**Task instructions**
Copy each line below in which the string "with" occurs.

-- -- --

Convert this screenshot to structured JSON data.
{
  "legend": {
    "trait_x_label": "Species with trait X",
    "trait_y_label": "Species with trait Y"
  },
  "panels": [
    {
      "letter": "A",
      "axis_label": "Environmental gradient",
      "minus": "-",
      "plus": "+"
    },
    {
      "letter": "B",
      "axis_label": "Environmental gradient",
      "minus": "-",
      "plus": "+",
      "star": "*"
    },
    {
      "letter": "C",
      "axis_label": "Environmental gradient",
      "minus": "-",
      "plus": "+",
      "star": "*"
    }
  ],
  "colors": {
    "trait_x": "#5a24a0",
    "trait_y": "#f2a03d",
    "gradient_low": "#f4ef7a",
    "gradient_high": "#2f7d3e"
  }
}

-- -- --

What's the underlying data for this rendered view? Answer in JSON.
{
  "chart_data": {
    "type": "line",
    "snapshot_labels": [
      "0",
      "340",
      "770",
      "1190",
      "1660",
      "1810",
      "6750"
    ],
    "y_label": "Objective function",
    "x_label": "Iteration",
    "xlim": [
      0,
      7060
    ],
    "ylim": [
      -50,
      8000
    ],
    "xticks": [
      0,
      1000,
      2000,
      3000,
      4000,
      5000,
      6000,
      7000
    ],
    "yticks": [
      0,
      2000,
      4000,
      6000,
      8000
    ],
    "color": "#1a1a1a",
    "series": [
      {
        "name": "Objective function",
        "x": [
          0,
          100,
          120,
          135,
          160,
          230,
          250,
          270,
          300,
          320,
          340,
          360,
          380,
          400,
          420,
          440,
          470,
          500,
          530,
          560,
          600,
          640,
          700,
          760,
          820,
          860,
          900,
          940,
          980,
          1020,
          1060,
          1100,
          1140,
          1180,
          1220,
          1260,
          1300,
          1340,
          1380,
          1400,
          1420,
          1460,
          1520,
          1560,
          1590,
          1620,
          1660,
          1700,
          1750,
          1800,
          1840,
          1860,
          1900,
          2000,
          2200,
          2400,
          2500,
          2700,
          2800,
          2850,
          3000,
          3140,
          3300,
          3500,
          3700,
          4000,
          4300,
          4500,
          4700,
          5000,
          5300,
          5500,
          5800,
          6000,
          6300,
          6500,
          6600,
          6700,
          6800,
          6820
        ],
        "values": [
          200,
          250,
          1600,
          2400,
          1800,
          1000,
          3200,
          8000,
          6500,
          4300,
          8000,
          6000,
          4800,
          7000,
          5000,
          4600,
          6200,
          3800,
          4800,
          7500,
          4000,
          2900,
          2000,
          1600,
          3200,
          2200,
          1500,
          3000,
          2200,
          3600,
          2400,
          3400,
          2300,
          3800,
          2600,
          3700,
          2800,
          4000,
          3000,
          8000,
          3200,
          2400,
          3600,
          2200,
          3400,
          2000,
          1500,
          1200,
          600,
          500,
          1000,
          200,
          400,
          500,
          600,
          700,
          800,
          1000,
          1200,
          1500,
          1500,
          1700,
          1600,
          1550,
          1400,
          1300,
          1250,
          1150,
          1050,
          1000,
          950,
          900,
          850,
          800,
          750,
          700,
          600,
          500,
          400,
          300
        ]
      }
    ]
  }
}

-- -- --

**Reply**
    "trait_x_label": "Species with trait X",
    "trait_y_label": "Species with trait Y"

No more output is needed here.